## TASK DESCRIPTION:
Go through the records underneath and write each one out again exactly.

## LISTED ENTRIES:
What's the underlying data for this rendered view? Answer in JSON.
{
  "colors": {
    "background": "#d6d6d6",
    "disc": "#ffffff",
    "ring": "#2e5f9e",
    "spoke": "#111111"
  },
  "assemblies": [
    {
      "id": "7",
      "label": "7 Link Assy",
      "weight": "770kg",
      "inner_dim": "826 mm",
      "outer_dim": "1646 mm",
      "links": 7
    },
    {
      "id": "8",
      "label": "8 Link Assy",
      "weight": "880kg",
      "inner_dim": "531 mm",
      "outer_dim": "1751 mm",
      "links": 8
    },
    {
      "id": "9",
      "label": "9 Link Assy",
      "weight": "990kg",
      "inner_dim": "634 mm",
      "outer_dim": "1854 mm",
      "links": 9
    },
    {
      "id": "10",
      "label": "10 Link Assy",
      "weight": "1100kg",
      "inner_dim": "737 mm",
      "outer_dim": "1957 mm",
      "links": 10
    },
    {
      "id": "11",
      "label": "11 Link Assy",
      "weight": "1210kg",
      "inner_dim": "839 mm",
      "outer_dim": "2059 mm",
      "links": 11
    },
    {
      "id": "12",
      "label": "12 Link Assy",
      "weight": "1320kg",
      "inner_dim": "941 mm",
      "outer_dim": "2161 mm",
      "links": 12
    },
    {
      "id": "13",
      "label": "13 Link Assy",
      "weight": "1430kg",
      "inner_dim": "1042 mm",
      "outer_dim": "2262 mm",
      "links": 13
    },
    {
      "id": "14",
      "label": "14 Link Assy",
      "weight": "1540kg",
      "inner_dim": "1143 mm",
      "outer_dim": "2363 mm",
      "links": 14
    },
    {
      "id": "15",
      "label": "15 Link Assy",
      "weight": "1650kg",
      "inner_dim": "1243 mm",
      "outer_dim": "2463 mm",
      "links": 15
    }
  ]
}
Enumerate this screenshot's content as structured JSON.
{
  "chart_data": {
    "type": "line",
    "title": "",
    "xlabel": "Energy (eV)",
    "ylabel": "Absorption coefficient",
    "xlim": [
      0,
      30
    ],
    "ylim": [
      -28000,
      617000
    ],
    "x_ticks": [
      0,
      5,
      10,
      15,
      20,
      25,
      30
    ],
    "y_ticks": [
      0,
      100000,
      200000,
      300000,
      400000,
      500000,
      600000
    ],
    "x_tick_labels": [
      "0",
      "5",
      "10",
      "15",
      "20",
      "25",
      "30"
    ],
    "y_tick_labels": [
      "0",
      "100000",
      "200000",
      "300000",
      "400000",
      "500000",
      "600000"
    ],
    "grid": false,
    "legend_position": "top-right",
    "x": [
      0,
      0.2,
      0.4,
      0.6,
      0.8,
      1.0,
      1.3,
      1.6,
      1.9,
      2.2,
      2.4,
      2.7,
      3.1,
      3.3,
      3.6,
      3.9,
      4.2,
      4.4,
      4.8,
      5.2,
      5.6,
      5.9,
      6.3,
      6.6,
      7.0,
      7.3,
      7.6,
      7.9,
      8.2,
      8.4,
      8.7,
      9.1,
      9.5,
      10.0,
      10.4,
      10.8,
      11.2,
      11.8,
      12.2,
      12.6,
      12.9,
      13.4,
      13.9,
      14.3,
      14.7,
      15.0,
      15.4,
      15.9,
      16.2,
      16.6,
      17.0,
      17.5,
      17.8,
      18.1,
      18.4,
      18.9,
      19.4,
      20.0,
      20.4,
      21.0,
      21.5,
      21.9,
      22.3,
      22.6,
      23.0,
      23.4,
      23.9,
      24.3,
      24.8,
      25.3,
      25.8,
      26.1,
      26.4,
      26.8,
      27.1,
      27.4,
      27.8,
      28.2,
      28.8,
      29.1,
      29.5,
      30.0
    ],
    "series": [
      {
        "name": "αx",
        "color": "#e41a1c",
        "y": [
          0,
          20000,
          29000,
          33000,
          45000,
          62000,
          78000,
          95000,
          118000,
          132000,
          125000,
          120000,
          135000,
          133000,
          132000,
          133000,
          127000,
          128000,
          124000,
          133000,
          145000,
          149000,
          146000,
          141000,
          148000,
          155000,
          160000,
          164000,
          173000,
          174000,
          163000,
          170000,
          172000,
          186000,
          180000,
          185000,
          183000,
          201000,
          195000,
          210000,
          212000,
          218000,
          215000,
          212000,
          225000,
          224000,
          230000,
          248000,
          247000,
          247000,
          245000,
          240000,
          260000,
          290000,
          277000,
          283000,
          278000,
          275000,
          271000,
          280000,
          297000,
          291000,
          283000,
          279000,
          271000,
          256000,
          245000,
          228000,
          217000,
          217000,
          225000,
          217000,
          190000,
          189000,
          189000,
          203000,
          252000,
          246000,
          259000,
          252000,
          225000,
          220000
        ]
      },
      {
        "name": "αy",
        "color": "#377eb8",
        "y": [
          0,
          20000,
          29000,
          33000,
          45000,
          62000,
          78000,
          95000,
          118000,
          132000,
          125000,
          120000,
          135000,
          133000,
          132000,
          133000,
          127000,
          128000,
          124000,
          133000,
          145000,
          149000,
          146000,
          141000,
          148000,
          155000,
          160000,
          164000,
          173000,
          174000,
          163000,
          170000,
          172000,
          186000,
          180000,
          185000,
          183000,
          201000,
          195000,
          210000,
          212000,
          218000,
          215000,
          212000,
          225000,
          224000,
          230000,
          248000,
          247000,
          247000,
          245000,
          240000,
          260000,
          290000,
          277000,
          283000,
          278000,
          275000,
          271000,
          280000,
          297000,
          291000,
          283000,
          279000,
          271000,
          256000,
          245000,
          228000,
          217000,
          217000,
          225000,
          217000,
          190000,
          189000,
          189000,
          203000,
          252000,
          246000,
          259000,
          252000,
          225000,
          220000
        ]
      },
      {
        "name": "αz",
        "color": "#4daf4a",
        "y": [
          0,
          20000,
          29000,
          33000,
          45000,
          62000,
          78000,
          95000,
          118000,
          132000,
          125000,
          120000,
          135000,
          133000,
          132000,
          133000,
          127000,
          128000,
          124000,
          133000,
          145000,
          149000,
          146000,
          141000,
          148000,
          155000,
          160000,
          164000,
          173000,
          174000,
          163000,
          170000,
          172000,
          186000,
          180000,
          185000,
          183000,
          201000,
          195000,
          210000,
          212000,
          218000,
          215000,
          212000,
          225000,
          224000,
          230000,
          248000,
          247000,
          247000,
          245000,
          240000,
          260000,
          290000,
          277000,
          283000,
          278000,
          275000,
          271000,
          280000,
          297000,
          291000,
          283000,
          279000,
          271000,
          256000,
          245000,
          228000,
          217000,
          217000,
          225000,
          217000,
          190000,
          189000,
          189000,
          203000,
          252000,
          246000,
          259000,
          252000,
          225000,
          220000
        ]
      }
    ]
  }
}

## OUTPUT OF THE EXERCISE:
What's the underlying data for this rendered view? Answer in JSON.
{
  "colors": {
    "background": "#d6d6d6",
    "disc": "#ffffff",
    "ring": "#2e5f9e",
    "spoke": "#111111"
  },
  "assemblies": [
    {
      "id": "7",
      "label": "7 Link Assy",
      "weight": "770kg",
      "inner_dim": "826 mm",
      "outer_dim": "1646 mm",
      "links": 7
    },
    {
      "id": "8",
      "label": "8 Link Assy",
      "weight": "880kg",
      "inner_dim": "531 mm",
      "outer_dim": "1751 mm",
      "links": 8
    },
    {
      "id": "9",
      "label": "9 Link Assy",
      "weight": "990kg",
      "inner_dim": "634 mm",
      "outer_dim": "1854 mm",
      "links": 9
    },
    {
      "id": "10",
      "label": "10 Link Assy",
      "weight": "1100kg",
      "inner_dim": "737 mm",
      "outer_dim": "1957 mm",
      "links": 10
    },
    {
      "id": "11",
      "label": "11 Link Assy",
      "weight": "1210kg",
      "inner_dim": "839 mm",
      "outer_dim": "2059 mm",
      "links": 11
    },
    {
      "id": "12",
      "label": "12 Link Assy",
      "weight": "1320kg",
      "inner_dim": "941 mm",
      "outer_dim": "2161 mm",
      "links": 12
    },
    {
      "id": "13",
      "label": "13 Link Assy",
      "weight": "1430kg",
      "inner_dim": "1042 mm",
      "outer_dim": "2262 mm",
      "links": 13
    },
    {
      "id": "14",
      "label": "14 Link Assy",
      "weight": "1540kg",
      "inner_dim": "1143 mm",
      "outer_dim": "2363 mm",
      "links": 14
    },
    {
      "id": "15",
      "label": "15 Link Assy",
      "weight": "1650kg",
      "inner_dim": "1243 mm",
      "outer_dim": "2463 mm",
      "links": 15
    }
  ]
}
Enumerate this screenshot's content as structured JSON.
{
  "chart_data": {
    "type": "line",
    "title": "",
    "xlabel": "Energy (eV)",
    "ylabel": "Absorption coefficient",
    "xlim": [
      0,
      30
    ],
    "ylim": [
      -28000,
      617000
    ],
    "x_ticks": [
      0,
      5,
      10,
      15,
      20,
      25,
      30
    ],
    "y_ticks": [
      0,
      100000,
      200000,
      300000,
      400000,
      500000,
      600000
    ],
    "x_tick_labels": [
      "0",
      "5",
      "10",
      "15",
      "20",
      "25",
      "30"
    ],
    "y_tick_labels": [
      "0",
      "100000",
      "200000",
      "300000",
      "400000",
      "500000",
      "600000"
    ],
    "grid": false,
    "legend_position": "top-right",
    "x": [
      0,
      0.2,
      0.4,
      0.6,
      0.8,
      1.0,
      1.3,
      1.6,
      1.9,
      2.2,
      2.4,
      2.7,
      3.1,
      3.3,
      3.6,
      3.9,
      4.2,
      4.4,
      4.8,
      5.2,
      5.6,
      5.9,
      6.3,
      6.6,
      7.0,
      7.3,
      7.6,
      7.9,
      8.2,
      8.4,
      8.7,
      9.1,
      9.5,
      10.0,
      10.4,
      10.8,
      11.2,
      11.8,
      12.2,
      12.6,
      12.9,
      13.4,
      13.9,
      14.3,
      14.7,
      15.0,
      15.4,
      15.9,
      16.2,
      16.6,
      17.0,
      17.5,
      17.8,
      18.1,
      18.4,
      18.9,
      19.4,
      20.0,
      20.4,
      21.0,
      21.5,
      21.9,
      22.3,
      22.6,
      23.0,
      23.4,
      23.9,
      24.3,
      24.8,
      25.3,
      25.8,
      26.1,
      26.4,
      26.8,
      27.1,
      27.4,
      27.8,
      28.2,
      28.8,
      29.1,
      29.5,
      30.0
    ],
    "series": [
      {
        "name": "αx",
        "color": "#e41a1c",
        "y": [
          0,
          20000,
          29000,
          33000,
          45000,
          62000,
          78000,
          95000,
          118000,
          132000,
          125000,
          120000,
          135000,
          133000,
          132000,
          133000,
          127000,
          128000,
          124000,
          133000,
          145000,
          149000,
          146000,
          141000,
          148000,
          155000,
          160000,
          164000,
          173000,
          174000,
          163000,
          170000,
          172000,
          186000,
          180000,
          185000,
          183000,
          201000,
          195000,
          210000,
          212000,
          218000,
          215000,
          212000,
          225000,
          224000,
          230000,
          248000,
          247000,
          247000,
          245000,
          240000,
          260000,
          290000,
          277000,
          283000,
          278000,
          275000,
          271000,
          280000,
          297000,
          291000,
          283000,
          279000,
          271000,
          256000,
          245000,
          228000,
          217000,
          217000,
          225000,
          217000,
          190000,
          189000,
          189000,
          203000,
          252000,
          246000,
          259000,
          252000,
          225000,
          220000
        ]
      },
      {
        "name": "αy",
        "color": "#377eb8",
        "y": [
          0,
          20000,
          29000,
          33000,
          45000,
          62000,
          78000,
          95000,
          118000,
          132000,
          125000,
          120000,
          135000,
          133000,
          132000,
          133000,
          127000,
          128000,
          124000,
          133000,
          145000,
          149000,
          146000,
          141000,
          148000,
          155000,
          160000,
          164000,
          173000,
          174000,
          163000,
          170000,
          172000,
          186000,
          180000,
          185000,
          183000,
          201000,
          195000,
          210000,
          212000,
          218000,
          215000,
          212000,
          225000,
          224000,
          230000,
          248000,
          247000,
          247000,
          245000,
          240000,
          260000,
          290000,
          277000,
          283000,
          278000,
          275000,
          271000,
          280000,
          297000,
          291000,
          283000,
          279000,
          271000,
          256000,
          245000,
          228000,
          217000,
          217000,
          225000,
          217000,
          190000,
          189000,
          189000,
          203000,
          252000,
          246000,
          259000,
          252000,
          225000,
          220000
        ]
      },
      {
        "name": "αz",
        "color": "#4daf4a",
        "y": [
          0,
          20000,
          29000,
          33000,
          45000,
          62000,
          78000,
          95000,
          118000,
          132000,
          125000,
          120000,
          135000,
          133000,
          132000,
          133000,
          127000,
          128000,
          124000,
          133000,
          145000,
          149000,
          146000,
          141000,
          148000,
          155000,
          160000,
          164000,
          173000,
          174000,
          163000,
          170000,
          172000,
          186000,
          180000,
          185000,
          183000,
          201000,
          195000,
          210000,
          212000,
          218000,
          215000,
          212000,
          225000,
          224000,
          230000,
          248000,
          247000,
          247000,
          245000,
          240000,
          260000,
          290000,
          277000,
          283000,
          278000,
          275000,
          271000,
          280000,
          297000,
          291000,
          283000,
          279000,
          271000,
          256000,
          245000,
          228000,
          217000,
          217000,
          225000,
          217000,
          190000,
          189000,
          189000,
          203000,
          252000,
          246000,
          259000,
          252000,
          225000,
          220000
        ]
      }
    ]
  }
}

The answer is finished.